Given instruction> Copy every line from the data below in which the string "两江新区" can be found.

Listing>
++++

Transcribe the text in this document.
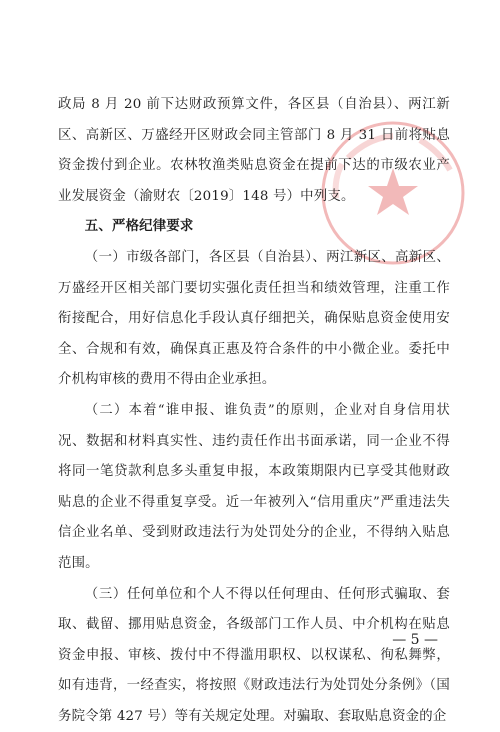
政局 8 月 20 前下达财政预算文件，各区县（自治县）、两江新区、高新区、万盛经开区财政会同主管部门 8 月 31 日前将贴息资金拨付到企业。农林牧渔类贴息资金在提前下达的市级农业产业发展资金（渝财农〔2019〕148 号）中列支。

五、严格纪律要求

（一）市级各部门，各区县（自治县）、两江新区、高新区、万盛经开区相关部门要切实强化责任担当和绩效管理，注重工作衔接配合，用好信息化手段认真仔细把关，确保贴息资金使用安全、合规和有效，确保真正惠及符合条件的中小微企业。委托中介机构审核的费用不得由企业承担。

（二）本着“谁申报、谁负责”的原则，企业对自身信用状况、数据和材料真实性、违约责任作出书面承诺，同一企业不得将同一笔贷款利息多头重复申报，本政策期限内已享受其他财政贴息的企业不得重复享受。近一年被列入“信用重庆”严重违法失信企业名单、受到财政违法行为处罚处分的企业，不得纳入贴息范围。

（三）任何单位和个人不得以任何理由、任何形式骗取、套取、截留、挪用贴息资金，各级部门工作人员、中介机构在贴息资金申报、审核、拨付中不得滥用职权、以权谋私、徇私舞弊，如有违背，一经查实，将按照《财政违法行为处罚处分条例》（国务院令第 427 号）等有关规定处理。对骗取、套取贴息资金的企

— 5 —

++++

Output>
政局 8 月 20 前下达财政预算文件，各区县（自治县）、两江新区、高新区、万盛经开区财政会同主管部门 8 月 31 日前将贴息资金拨付到企业。农林牧渔类贴息资金在提前下达的市级农业产业发展资金（渝财农〔2019〕148 号）中列支。
（一）市级各部门，各区县（自治县）、两江新区、高新区、万盛经开区相关部门要切实强化责任担当和绩效管理，注重工作衔接配合，用好信息化手段认真仔细把关，确保贴息资金使用安全、合规和有效，确保真正惠及符合条件的中小微企业。委托中介机构审核的费用不得由企业承担。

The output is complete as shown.